Problem to work on
Report the number of lines containing "Female", with no other words.
-- START --
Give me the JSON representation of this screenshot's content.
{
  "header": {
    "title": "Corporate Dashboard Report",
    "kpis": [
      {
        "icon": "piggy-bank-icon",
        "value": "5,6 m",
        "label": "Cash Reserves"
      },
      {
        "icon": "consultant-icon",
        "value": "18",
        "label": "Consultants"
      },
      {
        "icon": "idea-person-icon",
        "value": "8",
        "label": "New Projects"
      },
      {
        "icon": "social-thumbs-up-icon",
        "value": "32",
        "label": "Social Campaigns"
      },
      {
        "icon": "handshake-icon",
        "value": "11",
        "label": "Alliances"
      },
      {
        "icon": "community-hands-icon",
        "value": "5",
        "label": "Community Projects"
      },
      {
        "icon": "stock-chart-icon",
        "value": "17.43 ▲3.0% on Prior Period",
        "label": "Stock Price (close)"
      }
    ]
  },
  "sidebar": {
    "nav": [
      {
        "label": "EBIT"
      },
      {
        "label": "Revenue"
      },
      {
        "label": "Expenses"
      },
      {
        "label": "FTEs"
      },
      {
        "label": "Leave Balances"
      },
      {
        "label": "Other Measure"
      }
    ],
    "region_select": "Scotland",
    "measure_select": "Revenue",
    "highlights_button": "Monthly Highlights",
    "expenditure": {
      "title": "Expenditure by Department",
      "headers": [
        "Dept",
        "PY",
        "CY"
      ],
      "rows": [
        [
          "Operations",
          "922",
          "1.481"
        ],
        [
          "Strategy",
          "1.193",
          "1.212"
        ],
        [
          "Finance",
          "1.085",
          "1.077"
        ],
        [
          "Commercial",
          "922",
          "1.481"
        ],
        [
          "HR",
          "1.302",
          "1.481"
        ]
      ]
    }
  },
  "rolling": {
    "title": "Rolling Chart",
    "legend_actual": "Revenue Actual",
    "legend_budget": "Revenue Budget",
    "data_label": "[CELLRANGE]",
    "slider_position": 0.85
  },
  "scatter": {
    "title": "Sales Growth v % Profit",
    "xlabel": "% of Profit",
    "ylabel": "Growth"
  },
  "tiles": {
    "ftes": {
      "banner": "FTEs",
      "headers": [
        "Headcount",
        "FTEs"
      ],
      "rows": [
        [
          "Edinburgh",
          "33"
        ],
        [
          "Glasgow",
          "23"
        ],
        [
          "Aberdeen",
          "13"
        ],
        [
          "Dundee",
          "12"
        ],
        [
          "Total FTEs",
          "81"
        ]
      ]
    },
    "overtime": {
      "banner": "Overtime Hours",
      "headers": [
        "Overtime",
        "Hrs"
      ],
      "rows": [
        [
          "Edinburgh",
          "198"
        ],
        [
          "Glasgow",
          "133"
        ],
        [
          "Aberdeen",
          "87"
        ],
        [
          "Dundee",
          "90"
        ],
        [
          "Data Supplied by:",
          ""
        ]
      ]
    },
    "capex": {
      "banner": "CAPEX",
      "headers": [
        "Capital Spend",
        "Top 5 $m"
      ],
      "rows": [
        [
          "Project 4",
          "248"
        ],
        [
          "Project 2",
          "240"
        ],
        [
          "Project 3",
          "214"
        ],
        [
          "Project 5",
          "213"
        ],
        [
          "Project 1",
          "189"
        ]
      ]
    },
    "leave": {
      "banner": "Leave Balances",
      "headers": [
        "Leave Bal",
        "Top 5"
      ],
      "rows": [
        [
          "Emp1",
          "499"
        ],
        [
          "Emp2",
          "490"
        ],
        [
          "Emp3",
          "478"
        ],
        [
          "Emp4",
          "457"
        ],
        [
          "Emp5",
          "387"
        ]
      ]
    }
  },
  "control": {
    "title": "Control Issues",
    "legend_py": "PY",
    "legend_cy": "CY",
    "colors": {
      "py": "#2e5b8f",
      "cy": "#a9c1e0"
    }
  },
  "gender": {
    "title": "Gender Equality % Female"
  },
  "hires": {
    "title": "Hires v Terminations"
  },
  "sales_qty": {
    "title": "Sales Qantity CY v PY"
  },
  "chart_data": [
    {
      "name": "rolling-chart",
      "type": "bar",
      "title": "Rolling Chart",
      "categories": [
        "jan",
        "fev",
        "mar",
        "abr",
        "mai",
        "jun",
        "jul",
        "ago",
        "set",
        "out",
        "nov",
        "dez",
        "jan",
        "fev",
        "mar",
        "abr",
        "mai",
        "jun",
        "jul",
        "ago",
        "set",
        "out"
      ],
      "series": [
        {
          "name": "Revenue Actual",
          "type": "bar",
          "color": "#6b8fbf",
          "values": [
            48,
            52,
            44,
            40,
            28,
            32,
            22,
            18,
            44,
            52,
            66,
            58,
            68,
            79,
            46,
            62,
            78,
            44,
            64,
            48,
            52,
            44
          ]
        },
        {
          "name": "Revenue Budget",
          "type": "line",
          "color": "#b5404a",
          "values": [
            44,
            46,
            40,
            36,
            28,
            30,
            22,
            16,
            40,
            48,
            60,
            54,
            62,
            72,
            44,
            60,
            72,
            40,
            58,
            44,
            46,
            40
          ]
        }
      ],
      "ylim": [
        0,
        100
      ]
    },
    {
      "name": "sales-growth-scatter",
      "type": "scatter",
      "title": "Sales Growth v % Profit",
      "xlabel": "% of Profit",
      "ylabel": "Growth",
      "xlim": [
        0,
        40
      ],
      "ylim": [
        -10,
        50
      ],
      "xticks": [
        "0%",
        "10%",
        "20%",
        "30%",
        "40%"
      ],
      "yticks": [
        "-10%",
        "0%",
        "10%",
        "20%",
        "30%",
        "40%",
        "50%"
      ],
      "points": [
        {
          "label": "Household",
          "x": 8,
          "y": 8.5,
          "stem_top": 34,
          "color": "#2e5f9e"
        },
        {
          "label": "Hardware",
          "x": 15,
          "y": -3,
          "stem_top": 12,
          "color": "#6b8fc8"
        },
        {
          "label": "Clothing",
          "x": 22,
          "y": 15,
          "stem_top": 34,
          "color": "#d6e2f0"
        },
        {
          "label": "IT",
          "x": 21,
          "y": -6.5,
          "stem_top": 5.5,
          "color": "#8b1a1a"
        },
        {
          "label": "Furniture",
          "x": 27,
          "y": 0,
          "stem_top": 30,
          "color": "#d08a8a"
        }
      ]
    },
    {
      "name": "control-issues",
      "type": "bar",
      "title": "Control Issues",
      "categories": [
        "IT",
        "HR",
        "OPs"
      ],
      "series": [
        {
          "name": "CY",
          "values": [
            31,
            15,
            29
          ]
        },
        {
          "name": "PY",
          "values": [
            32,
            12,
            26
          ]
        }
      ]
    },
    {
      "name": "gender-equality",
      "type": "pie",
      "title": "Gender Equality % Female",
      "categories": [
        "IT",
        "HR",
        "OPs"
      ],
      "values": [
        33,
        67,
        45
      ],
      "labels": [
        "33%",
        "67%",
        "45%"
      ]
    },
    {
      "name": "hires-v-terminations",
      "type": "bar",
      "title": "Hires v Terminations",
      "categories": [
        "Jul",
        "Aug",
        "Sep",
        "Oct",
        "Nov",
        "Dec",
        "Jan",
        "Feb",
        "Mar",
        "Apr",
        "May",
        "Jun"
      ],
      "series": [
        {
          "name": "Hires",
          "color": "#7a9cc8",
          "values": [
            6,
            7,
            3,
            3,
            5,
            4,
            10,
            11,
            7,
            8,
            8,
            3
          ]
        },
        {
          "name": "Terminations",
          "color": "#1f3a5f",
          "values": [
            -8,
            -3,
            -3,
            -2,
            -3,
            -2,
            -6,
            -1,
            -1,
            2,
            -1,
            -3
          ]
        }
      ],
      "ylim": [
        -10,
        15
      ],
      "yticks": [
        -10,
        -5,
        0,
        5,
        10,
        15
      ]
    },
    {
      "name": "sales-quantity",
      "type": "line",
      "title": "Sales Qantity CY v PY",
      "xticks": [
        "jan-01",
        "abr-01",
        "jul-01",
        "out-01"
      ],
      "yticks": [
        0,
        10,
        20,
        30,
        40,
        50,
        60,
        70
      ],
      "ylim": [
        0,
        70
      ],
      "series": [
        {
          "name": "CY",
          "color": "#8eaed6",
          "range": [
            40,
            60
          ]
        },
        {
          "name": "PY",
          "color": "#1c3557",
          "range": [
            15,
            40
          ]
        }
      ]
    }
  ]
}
-- END --
Solved problem
2